» **Task requirements**
Every line of the records below should be restated exactly.

» **Data listing**
--- start ---

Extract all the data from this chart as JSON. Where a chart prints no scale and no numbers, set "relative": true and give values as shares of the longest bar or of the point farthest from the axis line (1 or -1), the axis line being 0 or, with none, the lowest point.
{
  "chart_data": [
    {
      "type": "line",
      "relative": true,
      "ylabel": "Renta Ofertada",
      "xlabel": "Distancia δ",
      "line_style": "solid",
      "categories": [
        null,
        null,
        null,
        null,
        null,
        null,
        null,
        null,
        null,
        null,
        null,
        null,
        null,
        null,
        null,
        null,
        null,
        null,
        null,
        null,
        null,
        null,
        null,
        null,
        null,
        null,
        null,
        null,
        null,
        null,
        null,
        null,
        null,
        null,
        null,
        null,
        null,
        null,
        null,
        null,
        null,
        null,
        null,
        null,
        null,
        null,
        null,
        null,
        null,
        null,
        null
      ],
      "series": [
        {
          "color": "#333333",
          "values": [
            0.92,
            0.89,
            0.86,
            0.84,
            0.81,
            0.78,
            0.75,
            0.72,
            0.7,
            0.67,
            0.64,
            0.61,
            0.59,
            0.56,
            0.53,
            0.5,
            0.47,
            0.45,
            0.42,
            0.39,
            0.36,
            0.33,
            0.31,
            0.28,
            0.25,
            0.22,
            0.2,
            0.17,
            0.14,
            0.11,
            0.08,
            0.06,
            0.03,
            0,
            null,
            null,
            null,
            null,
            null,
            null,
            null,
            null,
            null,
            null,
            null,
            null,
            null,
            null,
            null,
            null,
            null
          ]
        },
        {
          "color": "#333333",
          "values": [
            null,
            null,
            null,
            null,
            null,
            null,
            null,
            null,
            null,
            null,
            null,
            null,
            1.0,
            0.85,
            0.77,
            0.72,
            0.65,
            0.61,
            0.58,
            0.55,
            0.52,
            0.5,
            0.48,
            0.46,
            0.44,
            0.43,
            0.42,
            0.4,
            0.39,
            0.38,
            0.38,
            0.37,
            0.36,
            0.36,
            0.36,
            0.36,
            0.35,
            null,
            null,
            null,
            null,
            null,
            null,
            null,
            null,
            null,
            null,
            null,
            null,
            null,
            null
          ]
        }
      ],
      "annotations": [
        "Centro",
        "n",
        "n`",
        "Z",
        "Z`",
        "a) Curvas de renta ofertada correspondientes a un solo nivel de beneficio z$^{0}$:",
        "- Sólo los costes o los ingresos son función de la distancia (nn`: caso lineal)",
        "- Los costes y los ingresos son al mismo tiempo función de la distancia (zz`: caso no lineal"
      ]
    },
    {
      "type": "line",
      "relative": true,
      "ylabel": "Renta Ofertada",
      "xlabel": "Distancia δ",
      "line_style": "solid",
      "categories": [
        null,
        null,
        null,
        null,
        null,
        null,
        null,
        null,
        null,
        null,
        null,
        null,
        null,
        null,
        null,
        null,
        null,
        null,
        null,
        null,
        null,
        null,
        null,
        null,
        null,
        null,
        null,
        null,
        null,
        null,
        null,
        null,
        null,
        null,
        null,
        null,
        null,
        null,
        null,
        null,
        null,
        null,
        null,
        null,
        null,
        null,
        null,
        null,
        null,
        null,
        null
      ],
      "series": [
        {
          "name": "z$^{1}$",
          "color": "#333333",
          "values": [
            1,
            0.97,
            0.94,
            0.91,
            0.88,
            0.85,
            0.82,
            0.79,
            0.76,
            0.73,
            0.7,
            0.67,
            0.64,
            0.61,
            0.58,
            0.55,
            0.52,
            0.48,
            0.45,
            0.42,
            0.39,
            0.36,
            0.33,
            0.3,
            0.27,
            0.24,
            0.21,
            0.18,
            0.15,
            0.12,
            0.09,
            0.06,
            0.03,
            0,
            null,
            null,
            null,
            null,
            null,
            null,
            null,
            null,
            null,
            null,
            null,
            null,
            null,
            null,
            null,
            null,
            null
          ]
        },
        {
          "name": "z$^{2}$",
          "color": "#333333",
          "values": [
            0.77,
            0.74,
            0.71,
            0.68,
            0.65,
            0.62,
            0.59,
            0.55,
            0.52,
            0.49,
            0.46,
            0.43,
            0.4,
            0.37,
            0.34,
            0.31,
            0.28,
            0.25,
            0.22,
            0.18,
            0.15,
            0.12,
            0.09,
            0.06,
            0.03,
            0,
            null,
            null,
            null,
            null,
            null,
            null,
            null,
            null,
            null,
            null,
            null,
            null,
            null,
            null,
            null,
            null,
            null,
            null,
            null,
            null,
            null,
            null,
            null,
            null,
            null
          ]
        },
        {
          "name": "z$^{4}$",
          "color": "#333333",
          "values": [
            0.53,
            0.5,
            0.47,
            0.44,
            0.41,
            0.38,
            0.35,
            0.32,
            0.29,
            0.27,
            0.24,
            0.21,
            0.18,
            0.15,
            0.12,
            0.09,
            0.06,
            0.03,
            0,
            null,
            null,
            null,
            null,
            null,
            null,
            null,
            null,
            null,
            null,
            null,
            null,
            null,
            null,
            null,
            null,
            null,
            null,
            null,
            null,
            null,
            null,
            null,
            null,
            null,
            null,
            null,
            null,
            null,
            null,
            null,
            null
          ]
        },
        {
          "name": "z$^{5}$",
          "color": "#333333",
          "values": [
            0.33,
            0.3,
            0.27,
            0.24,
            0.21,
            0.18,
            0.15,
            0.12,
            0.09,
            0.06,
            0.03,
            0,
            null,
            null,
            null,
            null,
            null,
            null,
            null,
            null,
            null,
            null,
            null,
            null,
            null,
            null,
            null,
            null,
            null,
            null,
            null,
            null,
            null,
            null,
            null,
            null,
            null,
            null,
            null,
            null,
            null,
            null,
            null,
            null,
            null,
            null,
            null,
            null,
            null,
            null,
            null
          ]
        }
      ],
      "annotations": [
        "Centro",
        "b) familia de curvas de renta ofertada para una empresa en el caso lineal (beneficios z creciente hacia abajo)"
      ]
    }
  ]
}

--- end ---

» **The response**
Extract all the data from this chart as JSON. Where a chart prints no scale and no numbers, set "relative": true and give values as shares of the longest bar or of the point farthest from the axis line (1 or -1), the axis line being 0 or, with none, the lowest point.
{
  "chart_data": [
    {
      "type": "line",
      "relative": true,
      "ylabel": "Renta Ofertada",
      "xlabel": "Distancia δ",
      "line_style": "solid",
      "categories": [
        null,
        null,
        null,
        null,
        null,
        null,
        null,
        null,
        null,
        null,
        null,
        null,
        null,
        null,
        null,
        null,
        null,
        null,
        null,
        null,
        null,
        null,
        null,
        null,
        null,
        null,
        null,
        null,
        null,
        null,
        null,
        null,
        null,
        null,
        null,
        null,
        null,
        null,
        null,
        null,
        null,
        null,
        null,
        null,
        null,
        null,
        null,
        null,
        null,
        null,
        null
      ],
      "series": [
        {
          "color": "#333333",
          "values": [
            0.92,
            0.89,
            0.86,
            0.84,
            0.81,
            0.78,
            0.75,
            0.72,
            0.7,
            0.67,
            0.64,
            0.61,
            0.59,
            0.56,
            0.53,
            0.5,
            0.47,
            0.45,
            0.42,
            0.39,
            0.36,
            0.33,
            0.31,
            0.28,
            0.25,
            0.22,
            0.2,
            0.17,
            0.14,
            0.11,
            0.08,
            0.06,
            0.03,
            0,
            null,
            null,
            null,
            null,
            null,
            null,
            null,
            null,
            null,
            null,
            null,
            null,
            null,
            null,
            null,
            null,
            null
          ]
        },
        {
          "color": "#333333",
          "values": [
            null,
            null,
            null,
            null,
            null,
            null,
            null,
            null,
            null,
            null,
            null,
            null,
            1.0,
            0.85,
            0.77,
            0.72,
            0.65,
            0.61,
            0.58,
            0.55,
            0.52,
            0.5,
            0.48,
            0.46,
            0.44,
            0.43,
            0.42,
            0.4,
            0.39,
            0.38,
            0.38,
            0.37,
            0.36,
            0.36,
            0.36,
            0.36,
            0.35,
            null,
            null,
            null,
            null,
            null,
            null,
            null,
            null,
            null,
            null,
            null,
            null,
            null,
            null
          ]
        }
      ],
      "annotations": [
        "Centro",
        "n",
        "n`",
        "Z",
        "Z`",
        "a) Curvas de renta ofertada correspondientes a un solo nivel de beneficio z$^{0}$:",
        "- Sólo los costes o los ingresos son función de la distancia (nn`: caso lineal)",
        "- Los costes y los ingresos son al mismo tiempo función de la distancia (zz`: caso no lineal"
      ]
    },
    {
      "type": "line",
      "relative": true,
      "ylabel": "Renta Ofertada",
      "xlabel": "Distancia δ",
      "line_style": "solid",
      "categories": [
        null,
        null,
        null,
        null,
        null,
        null,
        null,
        null,
        null,
        null,
        null,
        null,
        null,
        null,
        null,
        null,
        null,
        null,
        null,
        null,
        null,
        null,
        null,
        null,
        null,
        null,
        null,
        null,
        null,
        null,
        null,
        null,
        null,
        null,
        null,
        null,
        null,
        null,
        null,
        null,
        null,
        null,
        null,
        null,
        null,
        null,
        null,
        null,
        null,
        null,
        null
      ],
      "series": [
        {
          "name": "z$^{1}$",
          "color": "#333333",
          "values": [
            1,
            0.97,
            0.94,
            0.91,
            0.88,
            0.85,
            0.82,
            0.79,
            0.76,
            0.73,
            0.7,
            0.67,
            0.64,
            0.61,
            0.58,
            0.55,
            0.52,
            0.48,
            0.45,
            0.42,
            0.39,
            0.36,
            0.33,
            0.3,
            0.27,
            0.24,
            0.21,
            0.18,
            0.15,
            0.12,
            0.09,
            0.06,
            0.03,
            0,
            null,
            null,
            null,
            null,
            null,
            null,
            null,
            null,
            null,
            null,
            null,
            null,
            null,
            null,
            null,
            null,
            null
          ]
        },
        {
          "name": "z$^{2}$",
          "color": "#333333",
          "values": [
            0.77,
            0.74,
            0.71,
            0.68,
            0.65,
            0.62,
            0.59,
            0.55,
            0.52,
            0.49,
            0.46,
            0.43,
            0.4,
            0.37,
            0.34,
            0.31,
            0.28,
            0.25,
            0.22,
            0.18,
            0.15,
            0.12,
            0.09,
            0.06,
            0.03,
            0,
            null,
            null,
            null,
            null,
            null,
            null,
            null,
            null,
            null,
            null,
            null,
            null,
            null,
            null,
            null,
            null,
            null,
            null,
            null,
            null,
            null,
            null,
            null,
            null,
            null
          ]
        },
        {
          "name": "z$^{4}$",
          "color": "#333333",
          "values": [
            0.53,
            0.5,
            0.47,
            0.44,
            0.41,
            0.38,
            0.35,
            0.32,
            0.29,
            0.27,
            0.24,
            0.21,
            0.18,
            0.15,
            0.12,
            0.09,
            0.06,
            0.03,
            0,
            null,
            null,
            null,
            null,
            null,
            null,
            null,
            null,
            null,
            null,
            null,
            null,
            null,
            null,
            null,
            null,
            null,
            null,
            null,
            null,
            null,
            null,
            null,
            null,
            null,
            null,
            null,
            null,
            null,
            null,
            null,
            null
          ]
        },
        {
          "name": "z$^{5}$",
          "color": "#333333",
          "values": [
            0.33,
            0.3,
            0.27,
            0.24,
            0.21,
            0.18,
            0.15,
            0.12,
            0.09,
            0.06,
            0.03,
            0,
            null,
            null,
            null,
            null,
            null,
            null,
            null,
            null,
            null,
            null,
            null,
            null,
            null,
            null,
            null,
            null,
            null,
            null,
            null,
            null,
            null,
            null,
            null,
            null,
            null,
            null,
            null,
            null,
            null,
            null,
            null,
            null,
            null,
            null,
            null,
            null,
            null,
            null,
            null
          ]
        }
      ],
      "annotations": [
        "Centro",
        "b) familia de curvas de renta ofertada para una empresa en el caso lineal (beneficios z creciente hacia abajo)"
      ]
    }
  ]
}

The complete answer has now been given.